-- Information given start --

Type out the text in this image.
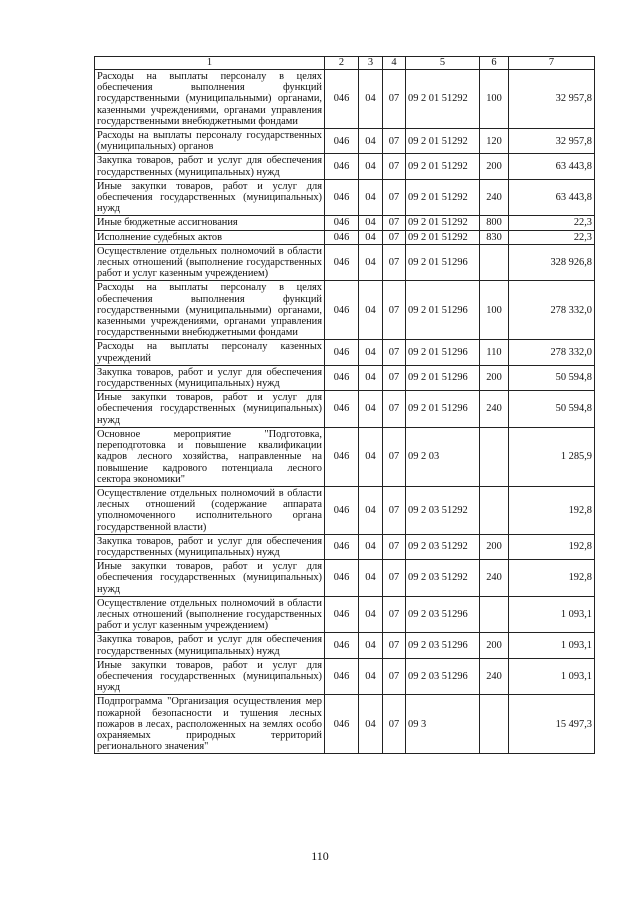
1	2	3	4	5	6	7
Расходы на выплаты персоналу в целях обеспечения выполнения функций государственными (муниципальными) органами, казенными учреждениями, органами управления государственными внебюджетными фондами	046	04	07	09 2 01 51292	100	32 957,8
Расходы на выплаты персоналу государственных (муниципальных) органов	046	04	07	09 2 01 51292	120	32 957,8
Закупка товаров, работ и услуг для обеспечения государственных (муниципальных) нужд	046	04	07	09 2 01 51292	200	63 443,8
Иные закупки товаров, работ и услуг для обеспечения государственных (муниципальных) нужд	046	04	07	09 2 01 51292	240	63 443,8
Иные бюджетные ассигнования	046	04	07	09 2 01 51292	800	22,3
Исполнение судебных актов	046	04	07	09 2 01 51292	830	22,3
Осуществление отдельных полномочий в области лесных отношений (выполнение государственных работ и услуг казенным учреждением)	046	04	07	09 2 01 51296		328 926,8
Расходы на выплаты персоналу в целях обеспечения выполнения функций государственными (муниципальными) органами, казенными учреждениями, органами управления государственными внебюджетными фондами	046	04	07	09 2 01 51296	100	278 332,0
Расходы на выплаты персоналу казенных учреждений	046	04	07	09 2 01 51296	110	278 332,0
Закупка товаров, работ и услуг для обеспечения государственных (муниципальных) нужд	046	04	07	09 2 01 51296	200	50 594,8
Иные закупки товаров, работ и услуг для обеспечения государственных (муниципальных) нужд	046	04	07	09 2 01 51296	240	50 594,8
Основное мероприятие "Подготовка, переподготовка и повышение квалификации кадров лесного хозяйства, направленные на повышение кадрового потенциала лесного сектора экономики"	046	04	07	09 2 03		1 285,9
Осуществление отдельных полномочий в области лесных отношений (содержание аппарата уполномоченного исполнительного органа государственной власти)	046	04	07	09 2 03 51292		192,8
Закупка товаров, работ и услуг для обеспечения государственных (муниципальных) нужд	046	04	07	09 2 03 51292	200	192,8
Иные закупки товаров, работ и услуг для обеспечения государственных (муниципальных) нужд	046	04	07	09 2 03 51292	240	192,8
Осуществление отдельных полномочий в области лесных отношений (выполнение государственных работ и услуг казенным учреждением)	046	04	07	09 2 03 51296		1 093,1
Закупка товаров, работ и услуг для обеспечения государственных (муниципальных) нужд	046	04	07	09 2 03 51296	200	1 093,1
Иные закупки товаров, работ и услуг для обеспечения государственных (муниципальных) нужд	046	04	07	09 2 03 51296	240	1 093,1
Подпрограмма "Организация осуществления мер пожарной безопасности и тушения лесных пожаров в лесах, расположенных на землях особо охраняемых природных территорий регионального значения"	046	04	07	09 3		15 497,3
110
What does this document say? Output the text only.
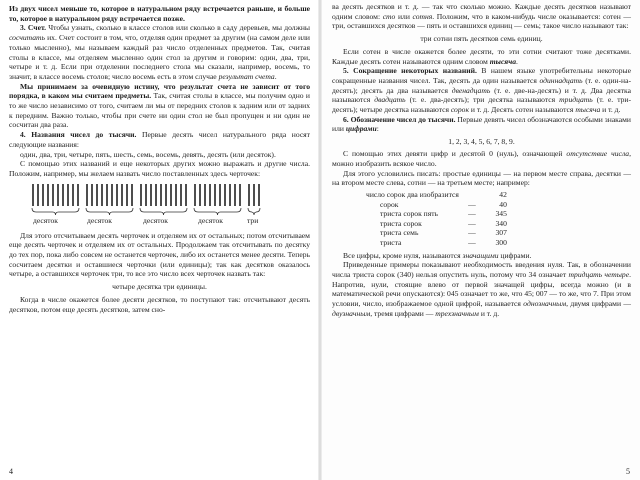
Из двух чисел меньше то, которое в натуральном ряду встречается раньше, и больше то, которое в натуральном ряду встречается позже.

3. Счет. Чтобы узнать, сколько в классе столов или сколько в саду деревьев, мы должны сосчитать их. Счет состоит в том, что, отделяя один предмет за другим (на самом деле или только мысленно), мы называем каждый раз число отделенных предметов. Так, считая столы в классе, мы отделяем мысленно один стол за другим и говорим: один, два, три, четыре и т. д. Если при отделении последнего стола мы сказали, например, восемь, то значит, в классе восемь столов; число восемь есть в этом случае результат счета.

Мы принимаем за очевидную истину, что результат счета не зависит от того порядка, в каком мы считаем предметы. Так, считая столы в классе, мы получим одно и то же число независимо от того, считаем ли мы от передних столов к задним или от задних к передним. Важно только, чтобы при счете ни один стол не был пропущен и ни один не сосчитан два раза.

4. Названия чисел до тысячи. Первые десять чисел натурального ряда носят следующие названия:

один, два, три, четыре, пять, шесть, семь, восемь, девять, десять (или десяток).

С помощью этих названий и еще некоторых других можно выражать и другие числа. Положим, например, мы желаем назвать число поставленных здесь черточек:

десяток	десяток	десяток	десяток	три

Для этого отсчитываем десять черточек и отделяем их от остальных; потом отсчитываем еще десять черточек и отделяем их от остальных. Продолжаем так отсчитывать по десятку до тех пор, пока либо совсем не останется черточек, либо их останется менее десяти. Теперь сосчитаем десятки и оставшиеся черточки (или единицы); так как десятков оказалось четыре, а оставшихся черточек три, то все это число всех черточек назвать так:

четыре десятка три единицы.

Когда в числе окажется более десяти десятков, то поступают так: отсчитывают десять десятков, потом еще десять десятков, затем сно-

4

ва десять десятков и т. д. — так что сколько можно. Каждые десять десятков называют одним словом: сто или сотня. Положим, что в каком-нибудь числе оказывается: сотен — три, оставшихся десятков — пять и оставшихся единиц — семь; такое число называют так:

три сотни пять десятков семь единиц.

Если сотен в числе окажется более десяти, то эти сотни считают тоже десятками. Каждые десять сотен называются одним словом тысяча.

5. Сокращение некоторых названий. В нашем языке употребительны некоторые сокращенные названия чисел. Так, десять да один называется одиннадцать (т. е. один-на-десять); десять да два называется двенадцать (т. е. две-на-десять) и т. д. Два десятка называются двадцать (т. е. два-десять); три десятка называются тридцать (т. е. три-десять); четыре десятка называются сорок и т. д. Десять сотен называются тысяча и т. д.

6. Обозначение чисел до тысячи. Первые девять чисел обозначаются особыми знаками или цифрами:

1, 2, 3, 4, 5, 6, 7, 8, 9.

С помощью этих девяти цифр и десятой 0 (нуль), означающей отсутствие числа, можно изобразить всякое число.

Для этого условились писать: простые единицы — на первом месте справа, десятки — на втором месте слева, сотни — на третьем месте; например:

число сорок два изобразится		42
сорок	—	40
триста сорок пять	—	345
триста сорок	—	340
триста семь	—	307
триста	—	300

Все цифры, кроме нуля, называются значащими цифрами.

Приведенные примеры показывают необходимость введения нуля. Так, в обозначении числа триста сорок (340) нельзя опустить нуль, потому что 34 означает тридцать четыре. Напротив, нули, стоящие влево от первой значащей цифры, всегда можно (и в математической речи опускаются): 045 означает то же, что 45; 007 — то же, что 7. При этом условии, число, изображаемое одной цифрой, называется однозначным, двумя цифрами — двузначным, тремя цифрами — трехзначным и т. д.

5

-- Information given end --
-- Information given start --

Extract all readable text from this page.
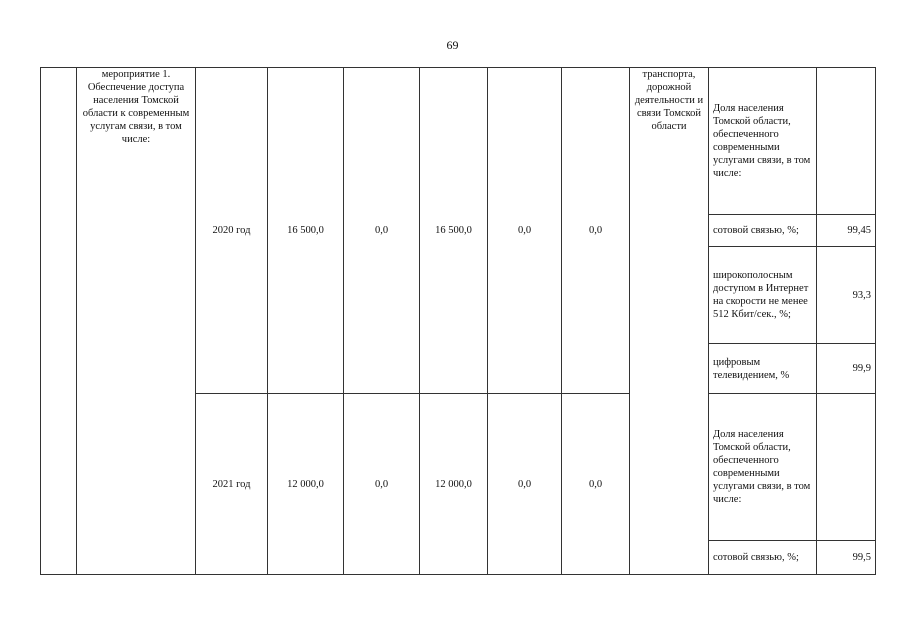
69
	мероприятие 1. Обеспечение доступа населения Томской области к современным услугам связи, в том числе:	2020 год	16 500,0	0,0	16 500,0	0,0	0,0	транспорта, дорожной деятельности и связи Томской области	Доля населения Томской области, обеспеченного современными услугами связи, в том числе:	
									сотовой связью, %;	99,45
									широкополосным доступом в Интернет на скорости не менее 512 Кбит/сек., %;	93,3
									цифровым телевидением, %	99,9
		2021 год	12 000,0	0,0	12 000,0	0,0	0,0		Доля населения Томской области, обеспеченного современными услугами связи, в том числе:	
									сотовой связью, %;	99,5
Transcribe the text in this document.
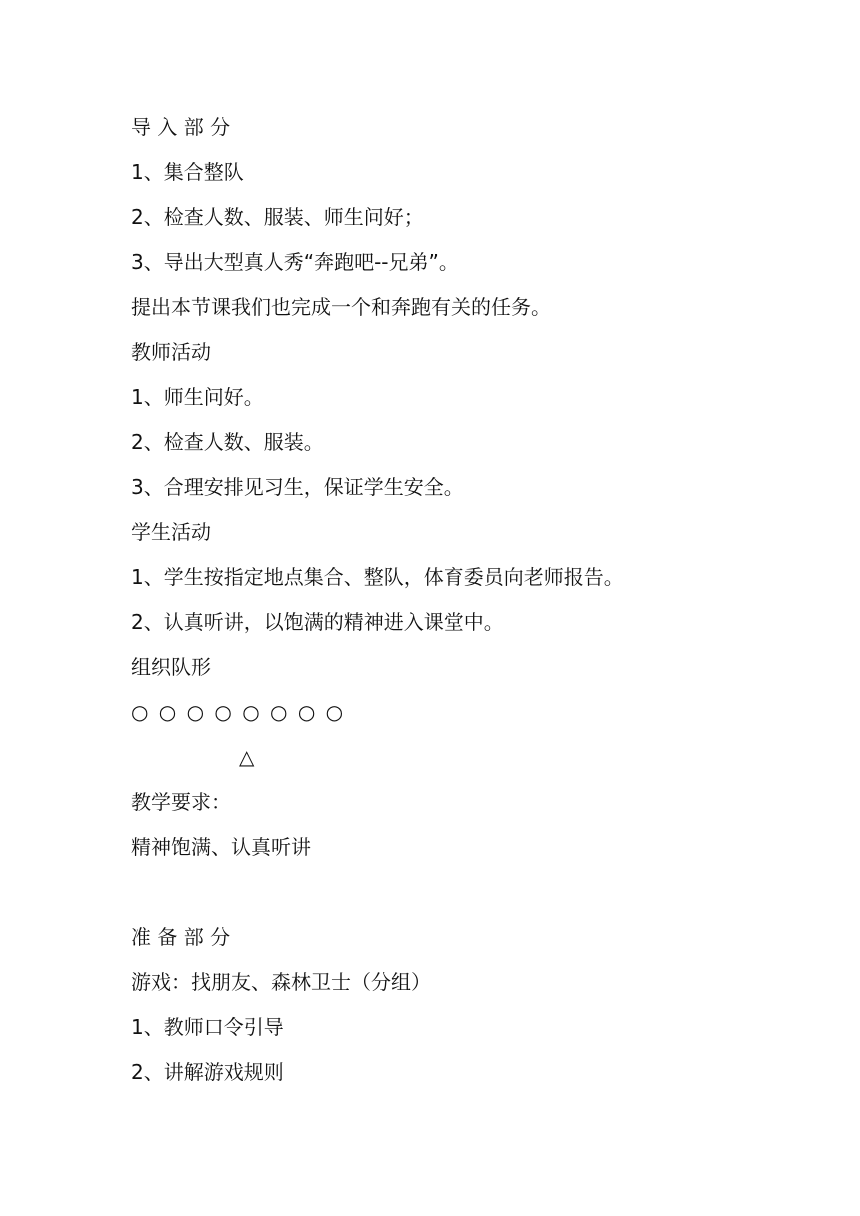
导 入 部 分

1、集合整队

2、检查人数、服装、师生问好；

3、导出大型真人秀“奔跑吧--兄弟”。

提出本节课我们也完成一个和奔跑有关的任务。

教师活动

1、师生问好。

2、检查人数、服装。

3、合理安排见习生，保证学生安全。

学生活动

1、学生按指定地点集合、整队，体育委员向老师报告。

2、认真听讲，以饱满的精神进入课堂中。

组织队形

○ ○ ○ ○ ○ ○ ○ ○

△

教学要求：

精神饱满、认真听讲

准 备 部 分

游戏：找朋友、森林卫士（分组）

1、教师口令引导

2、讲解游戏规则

-- Information given end --
-- Information given start --

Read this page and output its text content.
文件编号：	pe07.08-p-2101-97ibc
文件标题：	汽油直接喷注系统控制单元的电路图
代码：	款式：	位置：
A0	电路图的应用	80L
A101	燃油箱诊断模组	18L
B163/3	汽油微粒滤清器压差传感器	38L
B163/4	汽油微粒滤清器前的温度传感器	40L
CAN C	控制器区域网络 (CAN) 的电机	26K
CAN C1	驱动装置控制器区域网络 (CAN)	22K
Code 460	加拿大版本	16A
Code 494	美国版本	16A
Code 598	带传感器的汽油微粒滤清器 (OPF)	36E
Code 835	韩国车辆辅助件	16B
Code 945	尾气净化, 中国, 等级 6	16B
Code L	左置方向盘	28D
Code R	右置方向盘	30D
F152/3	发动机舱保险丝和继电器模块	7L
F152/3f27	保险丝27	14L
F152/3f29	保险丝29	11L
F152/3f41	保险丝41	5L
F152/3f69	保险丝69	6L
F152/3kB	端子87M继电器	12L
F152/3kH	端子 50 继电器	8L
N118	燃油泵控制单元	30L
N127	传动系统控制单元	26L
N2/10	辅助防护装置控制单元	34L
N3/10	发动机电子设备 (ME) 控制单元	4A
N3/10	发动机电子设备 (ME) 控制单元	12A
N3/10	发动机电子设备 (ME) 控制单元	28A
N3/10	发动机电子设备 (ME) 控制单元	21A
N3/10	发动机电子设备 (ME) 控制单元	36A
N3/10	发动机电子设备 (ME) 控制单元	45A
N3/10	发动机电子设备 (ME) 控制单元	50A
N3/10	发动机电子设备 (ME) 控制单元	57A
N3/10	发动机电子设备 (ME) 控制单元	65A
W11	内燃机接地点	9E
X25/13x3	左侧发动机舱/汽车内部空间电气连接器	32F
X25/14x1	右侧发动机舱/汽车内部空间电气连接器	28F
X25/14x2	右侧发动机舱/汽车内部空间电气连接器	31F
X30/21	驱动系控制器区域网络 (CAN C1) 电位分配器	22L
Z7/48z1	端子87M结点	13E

-- Information given end --

▸ What to work on:
Find the lines above that contain the word "полномочий" and collect them.

▸ Exercise result:
Осуществление отдельных полномочий в области лесных отношений (выполнение государственных работ и услуг казенным учреждением)	046	04	07	09 2 01 51296		328 926,8
Осуществление отдельных полномочий в области лесных отношений (содержание аппарата уполномоченного исполнительного органа государственной власти)	046	04	07	09 2 03 51292		192,8
Осуществление отдельных полномочий в области лесных отношений (выполнение государственных работ и услуг казенным учреждением)	046	04	07	09 2 03 51296		1 093,1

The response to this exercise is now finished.